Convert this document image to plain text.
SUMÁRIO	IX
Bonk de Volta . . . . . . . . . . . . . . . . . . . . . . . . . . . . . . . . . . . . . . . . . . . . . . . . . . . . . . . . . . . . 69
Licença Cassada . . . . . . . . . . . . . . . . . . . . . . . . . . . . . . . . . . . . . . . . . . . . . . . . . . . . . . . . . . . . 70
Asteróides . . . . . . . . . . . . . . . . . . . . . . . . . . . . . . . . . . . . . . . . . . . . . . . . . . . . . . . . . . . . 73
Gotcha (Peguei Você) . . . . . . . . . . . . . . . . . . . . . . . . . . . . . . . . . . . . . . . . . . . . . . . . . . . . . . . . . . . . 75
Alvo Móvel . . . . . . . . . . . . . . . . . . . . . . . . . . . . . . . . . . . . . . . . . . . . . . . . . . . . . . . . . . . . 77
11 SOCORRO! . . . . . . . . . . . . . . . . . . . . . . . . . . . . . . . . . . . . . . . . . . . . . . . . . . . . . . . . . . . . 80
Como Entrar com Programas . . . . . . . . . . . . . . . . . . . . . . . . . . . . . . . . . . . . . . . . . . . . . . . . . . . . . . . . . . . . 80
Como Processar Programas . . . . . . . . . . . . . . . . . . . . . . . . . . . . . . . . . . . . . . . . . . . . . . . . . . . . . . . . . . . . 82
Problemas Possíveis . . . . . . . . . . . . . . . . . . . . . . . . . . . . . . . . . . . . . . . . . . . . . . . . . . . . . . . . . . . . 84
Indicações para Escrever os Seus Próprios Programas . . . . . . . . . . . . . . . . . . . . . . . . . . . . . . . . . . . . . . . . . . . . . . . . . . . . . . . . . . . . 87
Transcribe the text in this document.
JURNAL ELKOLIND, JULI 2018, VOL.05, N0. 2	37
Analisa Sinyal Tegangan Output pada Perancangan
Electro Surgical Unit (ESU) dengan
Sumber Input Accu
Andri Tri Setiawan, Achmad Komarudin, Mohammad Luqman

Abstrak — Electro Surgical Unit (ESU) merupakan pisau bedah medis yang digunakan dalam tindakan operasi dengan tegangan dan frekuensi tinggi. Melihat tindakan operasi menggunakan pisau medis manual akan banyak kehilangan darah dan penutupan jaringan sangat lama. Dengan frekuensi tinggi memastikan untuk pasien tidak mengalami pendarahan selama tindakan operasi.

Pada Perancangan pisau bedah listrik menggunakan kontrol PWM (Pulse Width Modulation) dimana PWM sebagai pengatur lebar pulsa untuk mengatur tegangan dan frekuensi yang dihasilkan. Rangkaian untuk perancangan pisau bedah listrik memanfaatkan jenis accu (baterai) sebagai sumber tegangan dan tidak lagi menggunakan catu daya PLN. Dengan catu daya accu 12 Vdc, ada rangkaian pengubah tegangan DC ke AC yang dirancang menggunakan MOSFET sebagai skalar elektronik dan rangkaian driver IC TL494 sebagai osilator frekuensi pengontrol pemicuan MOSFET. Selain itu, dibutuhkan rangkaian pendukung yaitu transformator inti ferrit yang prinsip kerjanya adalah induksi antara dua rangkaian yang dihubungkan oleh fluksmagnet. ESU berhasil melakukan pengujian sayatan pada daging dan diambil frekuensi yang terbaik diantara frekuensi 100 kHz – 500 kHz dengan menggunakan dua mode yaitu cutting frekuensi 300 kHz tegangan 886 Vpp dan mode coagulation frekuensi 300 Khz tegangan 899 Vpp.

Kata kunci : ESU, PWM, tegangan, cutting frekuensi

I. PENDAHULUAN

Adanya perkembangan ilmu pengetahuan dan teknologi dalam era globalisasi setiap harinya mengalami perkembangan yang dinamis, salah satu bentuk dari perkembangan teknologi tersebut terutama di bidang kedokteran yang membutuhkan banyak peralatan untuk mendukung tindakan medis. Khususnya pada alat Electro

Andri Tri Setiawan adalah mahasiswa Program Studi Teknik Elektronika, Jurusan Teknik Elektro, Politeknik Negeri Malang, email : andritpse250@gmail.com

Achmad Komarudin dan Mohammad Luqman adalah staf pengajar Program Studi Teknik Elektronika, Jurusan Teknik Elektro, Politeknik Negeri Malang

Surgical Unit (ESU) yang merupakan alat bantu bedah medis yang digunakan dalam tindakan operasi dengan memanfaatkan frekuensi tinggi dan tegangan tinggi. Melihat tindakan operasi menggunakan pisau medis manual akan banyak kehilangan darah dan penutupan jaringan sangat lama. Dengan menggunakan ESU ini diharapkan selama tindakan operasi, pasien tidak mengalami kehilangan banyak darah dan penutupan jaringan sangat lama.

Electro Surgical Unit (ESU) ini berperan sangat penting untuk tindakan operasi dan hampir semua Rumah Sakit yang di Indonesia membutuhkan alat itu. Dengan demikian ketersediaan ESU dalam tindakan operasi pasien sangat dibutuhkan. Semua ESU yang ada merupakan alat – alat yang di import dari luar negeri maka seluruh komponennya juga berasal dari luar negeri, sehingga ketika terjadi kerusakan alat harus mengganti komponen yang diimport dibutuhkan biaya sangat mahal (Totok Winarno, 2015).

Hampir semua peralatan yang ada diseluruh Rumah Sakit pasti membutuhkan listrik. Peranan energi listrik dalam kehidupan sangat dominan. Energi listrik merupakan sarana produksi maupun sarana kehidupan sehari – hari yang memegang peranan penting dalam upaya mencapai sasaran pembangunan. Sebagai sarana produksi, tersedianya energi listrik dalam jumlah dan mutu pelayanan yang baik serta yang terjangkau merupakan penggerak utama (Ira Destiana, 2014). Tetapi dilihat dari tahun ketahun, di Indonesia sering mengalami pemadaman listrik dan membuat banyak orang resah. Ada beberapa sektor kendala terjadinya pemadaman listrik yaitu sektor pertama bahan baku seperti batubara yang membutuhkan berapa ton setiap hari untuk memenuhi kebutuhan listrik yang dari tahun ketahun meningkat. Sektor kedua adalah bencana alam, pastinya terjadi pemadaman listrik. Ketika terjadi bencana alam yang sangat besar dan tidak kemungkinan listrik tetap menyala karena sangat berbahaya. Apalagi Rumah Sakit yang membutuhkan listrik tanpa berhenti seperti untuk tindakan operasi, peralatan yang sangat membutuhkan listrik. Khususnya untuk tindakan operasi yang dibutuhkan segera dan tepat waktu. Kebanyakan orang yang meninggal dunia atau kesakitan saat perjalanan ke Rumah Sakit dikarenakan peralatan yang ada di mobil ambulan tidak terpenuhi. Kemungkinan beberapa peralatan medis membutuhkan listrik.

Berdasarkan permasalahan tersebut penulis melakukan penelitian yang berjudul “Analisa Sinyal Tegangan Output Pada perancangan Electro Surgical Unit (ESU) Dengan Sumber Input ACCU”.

▶ EXERCISE BRIEF
All lines of the data above that include the word "Komarudin" must be shown.

▶ ANSWER IN FULL
Andri Tri Setiawan, Achmad Komarudin, Mohammad Luqman
Achmad Komarudin dan Mohammad Luqman adalah staf pengajar Program Studi Teknik Elektronika, Jurusan Teknik Elektro, Politeknik Negeri Malang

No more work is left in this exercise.